DO THIS: Check every line below for the word "expression" and copy each one that has it.

INPUT:
┄┄┄┄┄┄┄┄┄┄┄┄┄┄┄┄┄┄┄┄
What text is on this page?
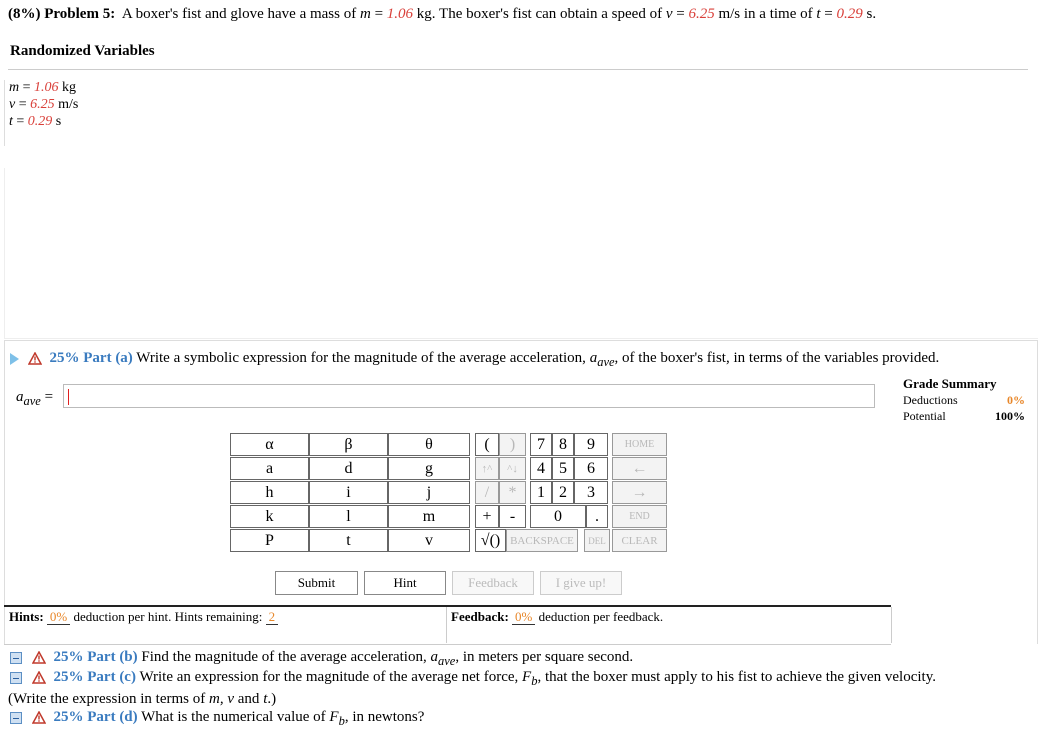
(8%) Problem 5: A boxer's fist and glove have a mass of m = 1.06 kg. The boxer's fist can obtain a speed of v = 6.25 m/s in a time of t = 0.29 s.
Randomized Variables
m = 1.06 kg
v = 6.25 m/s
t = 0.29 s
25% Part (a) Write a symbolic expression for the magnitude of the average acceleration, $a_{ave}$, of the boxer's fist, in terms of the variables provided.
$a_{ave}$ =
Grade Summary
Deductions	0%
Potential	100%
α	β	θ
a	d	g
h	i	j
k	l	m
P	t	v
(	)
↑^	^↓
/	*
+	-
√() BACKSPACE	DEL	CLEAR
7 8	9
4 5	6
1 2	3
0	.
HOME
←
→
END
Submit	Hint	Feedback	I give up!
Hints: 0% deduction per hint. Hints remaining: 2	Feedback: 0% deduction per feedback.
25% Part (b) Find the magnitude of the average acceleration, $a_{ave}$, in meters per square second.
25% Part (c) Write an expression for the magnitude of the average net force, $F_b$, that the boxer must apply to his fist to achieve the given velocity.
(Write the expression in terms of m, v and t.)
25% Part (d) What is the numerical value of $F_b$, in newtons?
┄┄┄┄┄┄┄┄┄┄┄┄┄┄┄┄┄┄┄┄
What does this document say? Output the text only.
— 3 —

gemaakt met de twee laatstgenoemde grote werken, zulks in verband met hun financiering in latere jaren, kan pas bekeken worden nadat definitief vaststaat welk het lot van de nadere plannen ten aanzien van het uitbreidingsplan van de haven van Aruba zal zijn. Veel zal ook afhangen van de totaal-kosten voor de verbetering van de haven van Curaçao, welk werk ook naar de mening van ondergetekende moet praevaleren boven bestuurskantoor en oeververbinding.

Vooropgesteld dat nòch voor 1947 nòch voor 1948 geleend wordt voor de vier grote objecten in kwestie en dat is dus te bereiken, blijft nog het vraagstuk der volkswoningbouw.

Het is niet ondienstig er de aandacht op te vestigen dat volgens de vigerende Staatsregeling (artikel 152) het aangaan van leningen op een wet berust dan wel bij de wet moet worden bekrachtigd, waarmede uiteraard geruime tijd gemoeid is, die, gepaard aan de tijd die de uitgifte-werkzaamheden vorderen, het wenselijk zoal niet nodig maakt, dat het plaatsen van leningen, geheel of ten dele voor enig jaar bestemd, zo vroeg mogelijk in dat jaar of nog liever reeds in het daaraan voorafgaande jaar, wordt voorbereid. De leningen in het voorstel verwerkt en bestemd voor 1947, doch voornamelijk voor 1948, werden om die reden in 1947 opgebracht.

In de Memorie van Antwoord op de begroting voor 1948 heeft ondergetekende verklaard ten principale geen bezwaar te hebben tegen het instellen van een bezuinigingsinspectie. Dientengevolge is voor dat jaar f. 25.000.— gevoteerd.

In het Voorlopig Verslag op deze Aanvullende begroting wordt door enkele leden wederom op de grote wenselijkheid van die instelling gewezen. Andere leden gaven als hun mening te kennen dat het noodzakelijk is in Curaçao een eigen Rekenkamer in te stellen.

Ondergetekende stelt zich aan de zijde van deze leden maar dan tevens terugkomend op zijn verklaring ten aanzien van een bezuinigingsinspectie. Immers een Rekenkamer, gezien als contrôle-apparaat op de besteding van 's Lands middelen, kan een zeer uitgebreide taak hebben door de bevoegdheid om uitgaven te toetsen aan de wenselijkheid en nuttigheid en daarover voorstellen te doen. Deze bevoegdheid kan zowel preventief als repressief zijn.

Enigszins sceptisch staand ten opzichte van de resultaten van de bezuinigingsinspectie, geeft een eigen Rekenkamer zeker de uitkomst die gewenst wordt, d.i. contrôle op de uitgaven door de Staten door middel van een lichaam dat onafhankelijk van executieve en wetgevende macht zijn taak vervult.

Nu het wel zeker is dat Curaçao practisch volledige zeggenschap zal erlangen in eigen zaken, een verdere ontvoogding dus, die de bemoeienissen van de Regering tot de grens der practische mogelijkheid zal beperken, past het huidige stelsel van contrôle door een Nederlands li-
┄┄┄┄┄┄┄┄┄┄┄┄┄┄┄┄┄┄┄┄
OUTPUT FOR THIS TASK:
25% Part (a) Write a symbolic expression for the magnitude of the average acceleration, $a_{ave}$, of the boxer's fist, in terms of the variables provided.
25% Part (c) Write an expression for the magnitude of the average net force, $F_b$, that the boxer must apply to his fist to achieve the given velocity.
(Write the expression in terms of m, v and t.)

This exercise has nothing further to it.